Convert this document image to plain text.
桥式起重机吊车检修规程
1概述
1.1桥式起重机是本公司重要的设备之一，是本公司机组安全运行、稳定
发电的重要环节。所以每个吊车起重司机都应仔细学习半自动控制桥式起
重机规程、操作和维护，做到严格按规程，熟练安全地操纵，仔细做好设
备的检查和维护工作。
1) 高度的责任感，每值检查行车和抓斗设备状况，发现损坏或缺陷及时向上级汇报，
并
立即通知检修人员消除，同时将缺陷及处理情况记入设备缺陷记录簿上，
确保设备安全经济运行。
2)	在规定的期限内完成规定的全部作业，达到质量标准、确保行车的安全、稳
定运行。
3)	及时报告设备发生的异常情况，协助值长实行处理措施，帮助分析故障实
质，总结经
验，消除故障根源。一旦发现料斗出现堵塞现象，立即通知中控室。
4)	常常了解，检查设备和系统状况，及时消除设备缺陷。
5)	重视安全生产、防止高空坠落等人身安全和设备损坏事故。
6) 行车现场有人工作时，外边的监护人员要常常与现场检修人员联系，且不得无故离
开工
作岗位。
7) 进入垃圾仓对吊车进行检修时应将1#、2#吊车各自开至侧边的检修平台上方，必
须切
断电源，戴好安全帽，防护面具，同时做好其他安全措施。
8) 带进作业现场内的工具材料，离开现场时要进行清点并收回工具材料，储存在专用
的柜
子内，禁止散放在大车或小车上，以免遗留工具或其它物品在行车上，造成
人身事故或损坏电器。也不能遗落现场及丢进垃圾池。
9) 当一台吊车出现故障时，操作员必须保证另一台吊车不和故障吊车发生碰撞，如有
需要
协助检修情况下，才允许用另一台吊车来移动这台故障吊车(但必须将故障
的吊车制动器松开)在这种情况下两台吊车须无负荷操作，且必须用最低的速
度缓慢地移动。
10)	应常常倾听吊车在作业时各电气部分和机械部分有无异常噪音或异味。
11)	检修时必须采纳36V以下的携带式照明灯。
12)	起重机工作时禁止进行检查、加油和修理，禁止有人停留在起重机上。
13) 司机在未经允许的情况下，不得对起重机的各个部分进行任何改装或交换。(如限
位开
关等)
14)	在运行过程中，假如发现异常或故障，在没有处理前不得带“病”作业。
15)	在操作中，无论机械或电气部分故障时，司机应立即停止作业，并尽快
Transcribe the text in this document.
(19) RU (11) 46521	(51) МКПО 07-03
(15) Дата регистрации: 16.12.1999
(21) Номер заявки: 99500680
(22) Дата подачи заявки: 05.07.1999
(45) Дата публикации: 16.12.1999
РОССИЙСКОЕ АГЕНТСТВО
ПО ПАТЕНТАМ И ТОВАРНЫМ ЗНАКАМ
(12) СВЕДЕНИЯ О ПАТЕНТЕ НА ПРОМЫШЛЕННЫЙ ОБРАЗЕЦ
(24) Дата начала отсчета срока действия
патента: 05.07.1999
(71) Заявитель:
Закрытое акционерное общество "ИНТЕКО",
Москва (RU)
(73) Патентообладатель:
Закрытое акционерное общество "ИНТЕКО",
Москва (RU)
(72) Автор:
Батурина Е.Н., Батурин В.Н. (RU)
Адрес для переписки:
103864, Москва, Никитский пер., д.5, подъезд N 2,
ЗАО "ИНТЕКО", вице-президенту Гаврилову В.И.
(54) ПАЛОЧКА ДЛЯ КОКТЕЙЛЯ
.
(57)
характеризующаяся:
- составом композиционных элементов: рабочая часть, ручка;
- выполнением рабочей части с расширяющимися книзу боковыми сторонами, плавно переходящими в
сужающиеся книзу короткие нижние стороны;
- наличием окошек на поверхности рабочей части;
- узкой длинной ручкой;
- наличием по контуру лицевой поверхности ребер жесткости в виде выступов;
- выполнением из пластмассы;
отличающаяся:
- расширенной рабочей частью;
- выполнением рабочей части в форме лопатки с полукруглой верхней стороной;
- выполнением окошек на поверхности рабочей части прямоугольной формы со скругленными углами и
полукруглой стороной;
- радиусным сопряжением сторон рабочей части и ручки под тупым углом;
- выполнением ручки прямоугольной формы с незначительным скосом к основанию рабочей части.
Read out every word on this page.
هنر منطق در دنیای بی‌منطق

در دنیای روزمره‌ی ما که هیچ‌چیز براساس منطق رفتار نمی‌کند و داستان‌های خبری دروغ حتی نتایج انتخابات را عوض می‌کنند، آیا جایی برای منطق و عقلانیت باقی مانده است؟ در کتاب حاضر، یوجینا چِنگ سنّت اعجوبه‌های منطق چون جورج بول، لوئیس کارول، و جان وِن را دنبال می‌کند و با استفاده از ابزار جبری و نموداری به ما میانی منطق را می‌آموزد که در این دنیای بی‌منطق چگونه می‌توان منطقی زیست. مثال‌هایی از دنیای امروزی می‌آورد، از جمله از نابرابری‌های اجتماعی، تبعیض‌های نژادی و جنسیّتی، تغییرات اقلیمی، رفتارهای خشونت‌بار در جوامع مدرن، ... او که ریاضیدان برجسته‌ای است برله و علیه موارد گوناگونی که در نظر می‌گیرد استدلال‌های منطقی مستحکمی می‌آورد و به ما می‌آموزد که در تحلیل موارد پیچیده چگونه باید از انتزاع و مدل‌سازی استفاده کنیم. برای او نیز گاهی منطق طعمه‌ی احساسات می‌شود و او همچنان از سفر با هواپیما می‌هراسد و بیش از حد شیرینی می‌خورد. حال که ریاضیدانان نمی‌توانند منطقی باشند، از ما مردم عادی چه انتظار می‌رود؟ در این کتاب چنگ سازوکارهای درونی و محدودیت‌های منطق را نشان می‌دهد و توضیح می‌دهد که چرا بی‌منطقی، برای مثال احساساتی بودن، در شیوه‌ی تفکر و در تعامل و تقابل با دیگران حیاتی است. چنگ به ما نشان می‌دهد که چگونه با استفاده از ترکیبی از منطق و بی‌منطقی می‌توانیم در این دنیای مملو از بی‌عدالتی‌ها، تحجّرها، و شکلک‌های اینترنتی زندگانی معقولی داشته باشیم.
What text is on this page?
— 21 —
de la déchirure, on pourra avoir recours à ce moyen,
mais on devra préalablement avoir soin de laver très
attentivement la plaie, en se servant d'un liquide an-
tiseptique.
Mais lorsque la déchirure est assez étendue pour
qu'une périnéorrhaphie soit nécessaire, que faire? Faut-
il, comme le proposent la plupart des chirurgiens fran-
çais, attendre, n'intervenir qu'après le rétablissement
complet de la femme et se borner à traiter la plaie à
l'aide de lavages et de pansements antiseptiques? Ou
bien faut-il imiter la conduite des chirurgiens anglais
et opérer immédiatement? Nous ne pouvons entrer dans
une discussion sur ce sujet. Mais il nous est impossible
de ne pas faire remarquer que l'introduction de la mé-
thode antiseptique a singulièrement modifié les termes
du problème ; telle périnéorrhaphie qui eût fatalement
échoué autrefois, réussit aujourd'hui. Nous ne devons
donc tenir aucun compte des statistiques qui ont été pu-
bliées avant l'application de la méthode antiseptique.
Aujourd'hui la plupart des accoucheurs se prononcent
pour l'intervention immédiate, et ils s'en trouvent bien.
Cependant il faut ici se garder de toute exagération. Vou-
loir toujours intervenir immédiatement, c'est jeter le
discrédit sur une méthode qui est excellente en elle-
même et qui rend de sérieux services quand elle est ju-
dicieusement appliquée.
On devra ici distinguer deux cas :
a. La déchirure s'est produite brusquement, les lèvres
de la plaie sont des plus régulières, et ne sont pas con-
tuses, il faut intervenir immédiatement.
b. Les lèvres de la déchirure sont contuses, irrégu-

┄┄┄┄┄┄┄┄┄┄┄┄┄┄┄┄┄┄┄┄

Given request: Track down all lines above with the string "chirurgiens" and copy them.

Written answer:
il, comme le proposent la plupart des chirurgiens fran-
bien faut-il imiter la conduite des chirurgiens anglais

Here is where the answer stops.